## start Working data

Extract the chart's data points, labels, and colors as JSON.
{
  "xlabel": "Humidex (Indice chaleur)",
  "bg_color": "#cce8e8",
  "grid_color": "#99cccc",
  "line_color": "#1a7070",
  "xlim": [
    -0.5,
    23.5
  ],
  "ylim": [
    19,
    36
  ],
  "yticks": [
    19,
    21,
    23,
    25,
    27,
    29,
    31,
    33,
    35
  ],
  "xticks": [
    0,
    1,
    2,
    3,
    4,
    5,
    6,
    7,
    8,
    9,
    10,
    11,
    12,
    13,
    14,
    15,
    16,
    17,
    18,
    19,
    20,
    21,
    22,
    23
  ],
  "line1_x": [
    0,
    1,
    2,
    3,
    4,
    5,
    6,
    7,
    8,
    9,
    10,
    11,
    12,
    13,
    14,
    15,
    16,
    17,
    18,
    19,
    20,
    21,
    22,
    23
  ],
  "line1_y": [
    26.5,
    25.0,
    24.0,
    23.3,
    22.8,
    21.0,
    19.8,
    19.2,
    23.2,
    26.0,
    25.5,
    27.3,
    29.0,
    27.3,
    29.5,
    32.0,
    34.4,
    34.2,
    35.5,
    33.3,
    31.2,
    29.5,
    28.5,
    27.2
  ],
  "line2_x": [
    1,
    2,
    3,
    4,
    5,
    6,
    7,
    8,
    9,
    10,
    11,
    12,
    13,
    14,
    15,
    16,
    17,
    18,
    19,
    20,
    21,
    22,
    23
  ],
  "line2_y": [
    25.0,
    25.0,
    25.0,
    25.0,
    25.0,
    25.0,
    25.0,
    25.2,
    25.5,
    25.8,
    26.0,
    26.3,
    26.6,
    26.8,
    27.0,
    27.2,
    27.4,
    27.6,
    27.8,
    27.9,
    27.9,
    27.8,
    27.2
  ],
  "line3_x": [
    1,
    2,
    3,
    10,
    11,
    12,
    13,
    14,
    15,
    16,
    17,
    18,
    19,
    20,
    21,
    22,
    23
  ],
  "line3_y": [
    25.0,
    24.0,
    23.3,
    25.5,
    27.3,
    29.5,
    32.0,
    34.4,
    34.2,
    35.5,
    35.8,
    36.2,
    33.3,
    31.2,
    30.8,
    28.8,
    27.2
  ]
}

## end Working data

Exercise brief:
All the entries above need to be reproduced exactly.

Task response:
Extract the chart's data points, labels, and colors as JSON.
{
  "xlabel": "Humidex (Indice chaleur)",
  "bg_color": "#cce8e8",
  "grid_color": "#99cccc",
  "line_color": "#1a7070",
  "xlim": [
    -0.5,
    23.5
  ],
  "ylim": [
    19,
    36
  ],
  "yticks": [
    19,
    21,
    23,
    25,
    27,
    29,
    31,
    33,
    35
  ],
  "xticks": [
    0,
    1,
    2,
    3,
    4,
    5,
    6,
    7,
    8,
    9,
    10,
    11,
    12,
    13,
    14,
    15,
    16,
    17,
    18,
    19,
    20,
    21,
    22,
    23
  ],
  "line1_x": [
    0,
    1,
    2,
    3,
    4,
    5,
    6,
    7,
    8,
    9,
    10,
    11,
    12,
    13,
    14,
    15,
    16,
    17,
    18,
    19,
    20,
    21,
    22,
    23
  ],
  "line1_y": [
    26.5,
    25.0,
    24.0,
    23.3,
    22.8,
    21.0,
    19.8,
    19.2,
    23.2,
    26.0,
    25.5,
    27.3,
    29.0,
    27.3,
    29.5,
    32.0,
    34.4,
    34.2,
    35.5,
    33.3,
    31.2,
    29.5,
    28.5,
    27.2
  ],
  "line2_x": [
    1,
    2,
    3,
    4,
    5,
    6,
    7,
    8,
    9,
    10,
    11,
    12,
    13,
    14,
    15,
    16,
    17,
    18,
    19,
    20,
    21,
    22,
    23
  ],
  "line2_y": [
    25.0,
    25.0,
    25.0,
    25.0,
    25.0,
    25.0,
    25.0,
    25.2,
    25.5,
    25.8,
    26.0,
    26.3,
    26.6,
    26.8,
    27.0,
    27.2,
    27.4,
    27.6,
    27.8,
    27.9,
    27.9,
    27.8,
    27.2
  ],
  "line3_x": [
    1,
    2,
    3,
    10,
    11,
    12,
    13,
    14,
    15,
    16,
    17,
    18,
    19,
    20,
    21,
    22,
    23
  ],
  "line3_y": [
    25.0,
    24.0,
    23.3,
    25.5,
    27.3,
    29.5,
    32.0,
    34.4,
    34.2,
    35.5,
    35.8,
    36.2,
    33.3,
    31.2,
    30.8,
    28.8,
    27.2
  ]
}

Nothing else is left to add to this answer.